**What you have to do**. Update the listing starting at the line containing "Patent image size: (867, 743)." and ending at the line containing "The fin 2 is at (592, 612)." by replacing "hoop material" with "strip material", leaving everything else unchanged.

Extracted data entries
-- -- --
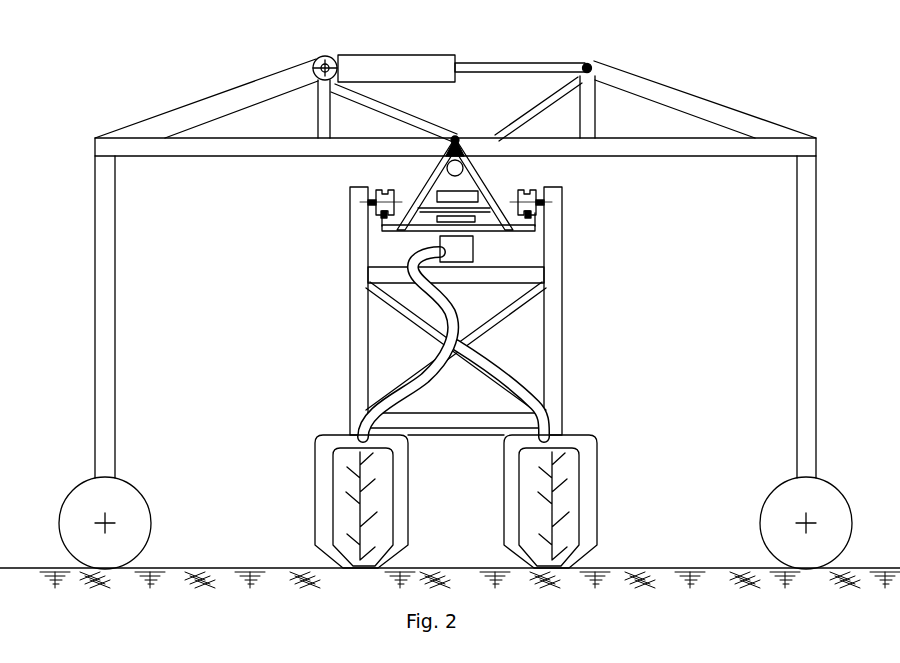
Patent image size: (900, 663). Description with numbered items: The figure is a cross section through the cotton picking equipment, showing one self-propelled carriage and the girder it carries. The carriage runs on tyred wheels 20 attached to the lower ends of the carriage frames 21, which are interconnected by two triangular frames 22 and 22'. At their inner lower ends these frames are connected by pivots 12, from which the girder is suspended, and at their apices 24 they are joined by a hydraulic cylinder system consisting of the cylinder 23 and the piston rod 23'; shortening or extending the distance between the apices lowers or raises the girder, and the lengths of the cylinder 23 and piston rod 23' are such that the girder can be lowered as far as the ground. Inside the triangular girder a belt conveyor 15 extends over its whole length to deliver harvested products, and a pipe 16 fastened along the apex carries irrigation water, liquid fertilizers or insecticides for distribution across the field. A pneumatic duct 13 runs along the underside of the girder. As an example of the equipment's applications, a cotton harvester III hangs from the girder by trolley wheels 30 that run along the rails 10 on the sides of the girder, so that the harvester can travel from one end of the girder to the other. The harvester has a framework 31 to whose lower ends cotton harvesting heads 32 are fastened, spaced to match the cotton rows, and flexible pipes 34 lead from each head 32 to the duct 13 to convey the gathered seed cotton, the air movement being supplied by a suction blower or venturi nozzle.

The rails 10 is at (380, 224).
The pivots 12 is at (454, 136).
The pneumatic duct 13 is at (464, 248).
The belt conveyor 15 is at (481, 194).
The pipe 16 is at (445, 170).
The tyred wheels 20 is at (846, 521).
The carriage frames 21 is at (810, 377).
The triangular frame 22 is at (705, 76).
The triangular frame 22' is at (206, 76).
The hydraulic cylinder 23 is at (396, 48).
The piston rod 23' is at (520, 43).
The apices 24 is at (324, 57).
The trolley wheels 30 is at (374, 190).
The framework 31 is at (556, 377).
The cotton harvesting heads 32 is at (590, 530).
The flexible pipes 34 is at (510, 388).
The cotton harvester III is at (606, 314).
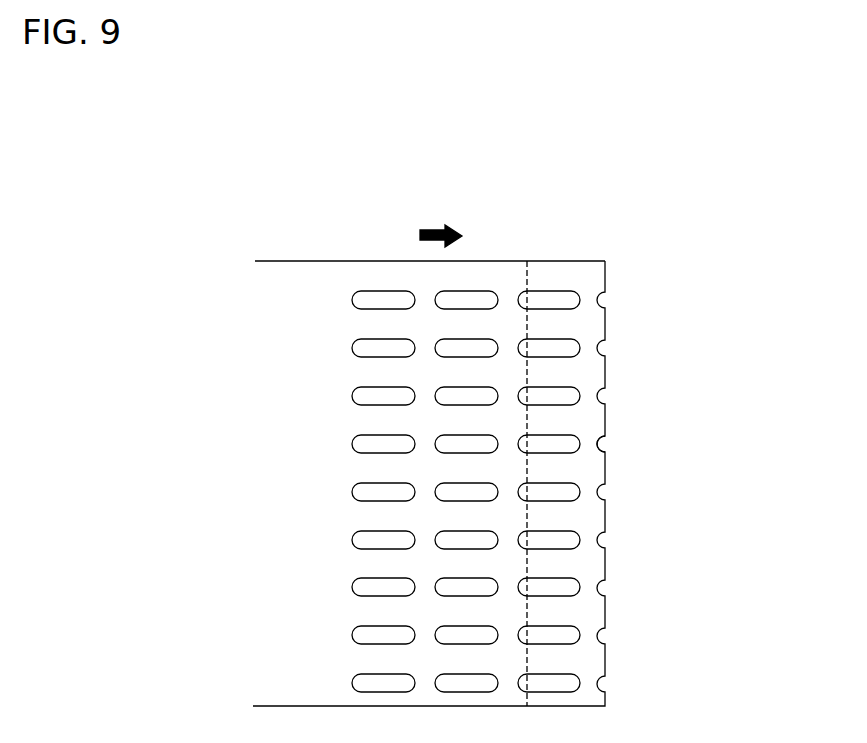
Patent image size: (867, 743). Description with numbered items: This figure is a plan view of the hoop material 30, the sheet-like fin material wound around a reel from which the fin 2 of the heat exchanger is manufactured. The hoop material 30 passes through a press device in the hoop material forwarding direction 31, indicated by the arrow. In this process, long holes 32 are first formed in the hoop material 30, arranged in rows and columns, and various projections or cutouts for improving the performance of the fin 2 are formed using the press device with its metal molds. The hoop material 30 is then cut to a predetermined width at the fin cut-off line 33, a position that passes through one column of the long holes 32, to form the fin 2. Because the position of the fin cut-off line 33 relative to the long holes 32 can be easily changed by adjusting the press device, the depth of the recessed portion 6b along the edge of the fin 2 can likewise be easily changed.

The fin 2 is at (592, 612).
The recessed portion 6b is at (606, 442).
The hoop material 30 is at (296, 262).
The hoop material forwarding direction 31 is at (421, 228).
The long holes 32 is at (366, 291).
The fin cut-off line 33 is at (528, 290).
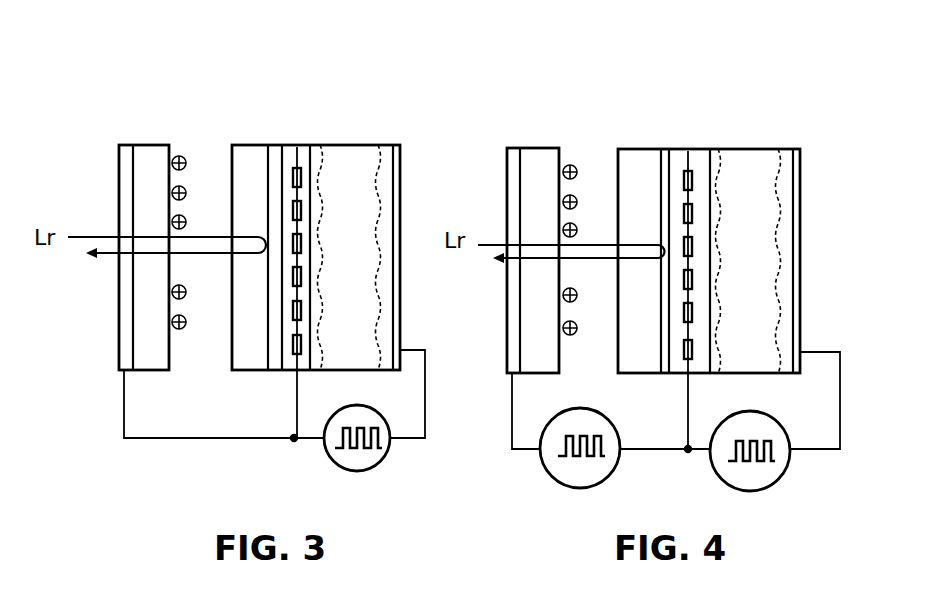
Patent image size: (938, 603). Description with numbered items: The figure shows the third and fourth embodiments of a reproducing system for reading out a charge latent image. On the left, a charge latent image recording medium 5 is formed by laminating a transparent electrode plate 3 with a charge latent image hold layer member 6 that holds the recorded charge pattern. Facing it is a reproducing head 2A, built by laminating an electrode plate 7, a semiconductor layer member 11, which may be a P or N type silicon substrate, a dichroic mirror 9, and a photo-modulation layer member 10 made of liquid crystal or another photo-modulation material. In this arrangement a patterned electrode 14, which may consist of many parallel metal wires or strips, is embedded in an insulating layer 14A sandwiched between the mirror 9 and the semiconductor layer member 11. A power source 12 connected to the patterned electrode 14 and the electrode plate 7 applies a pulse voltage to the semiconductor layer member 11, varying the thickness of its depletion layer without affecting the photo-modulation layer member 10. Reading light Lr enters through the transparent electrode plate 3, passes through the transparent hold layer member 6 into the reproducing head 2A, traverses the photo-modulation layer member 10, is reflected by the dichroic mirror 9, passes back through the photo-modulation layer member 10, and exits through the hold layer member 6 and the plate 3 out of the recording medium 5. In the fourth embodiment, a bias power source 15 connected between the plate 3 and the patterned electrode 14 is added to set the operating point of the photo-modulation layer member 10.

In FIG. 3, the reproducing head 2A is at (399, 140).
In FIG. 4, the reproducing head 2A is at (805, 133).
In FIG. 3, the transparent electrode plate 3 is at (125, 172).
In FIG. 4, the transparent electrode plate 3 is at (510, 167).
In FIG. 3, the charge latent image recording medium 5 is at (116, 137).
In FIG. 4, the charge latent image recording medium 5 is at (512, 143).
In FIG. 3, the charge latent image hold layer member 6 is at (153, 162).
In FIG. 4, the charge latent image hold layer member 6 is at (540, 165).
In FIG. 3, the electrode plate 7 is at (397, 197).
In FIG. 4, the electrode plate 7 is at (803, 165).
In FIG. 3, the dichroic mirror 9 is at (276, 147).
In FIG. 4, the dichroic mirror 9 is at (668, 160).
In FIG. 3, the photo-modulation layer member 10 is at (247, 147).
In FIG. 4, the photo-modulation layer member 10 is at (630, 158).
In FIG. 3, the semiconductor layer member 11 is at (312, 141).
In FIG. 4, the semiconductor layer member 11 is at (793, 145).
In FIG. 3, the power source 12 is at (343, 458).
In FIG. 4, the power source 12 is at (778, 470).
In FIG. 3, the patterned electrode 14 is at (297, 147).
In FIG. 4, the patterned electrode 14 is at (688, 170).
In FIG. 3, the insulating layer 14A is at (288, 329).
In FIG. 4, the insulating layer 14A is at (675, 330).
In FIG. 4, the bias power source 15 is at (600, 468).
-- -- --
**Written response**.
Patent image size: (867, 743). Description with numbered items: This figure is a plan view of the strip material 30, the sheet-like fin material wound around a reel from which the fin 2 of the heat exchanger is manufactured. The strip material 30 passes through a press device in the strip material forwarding direction 31, indicated by the arrow. In this process, long holes 32 are first formed in the strip material 30, arranged in rows and columns, and various projections or cutouts for improving the performance of the fin 2 are formed using the press device with its metal molds. The strip material 30 is then cut to a predetermined width at the fin cut-off line 33, a position that passes through one column of the long holes 32, to form the fin 2. Because the position of the fin cut-off line 33 relative to the long holes 32 can be easily changed by adjusting the press device, the depth of the recessed portion 6b along the edge of the fin 2 can likewise be easily changed.

The fin 2 is at (592, 612).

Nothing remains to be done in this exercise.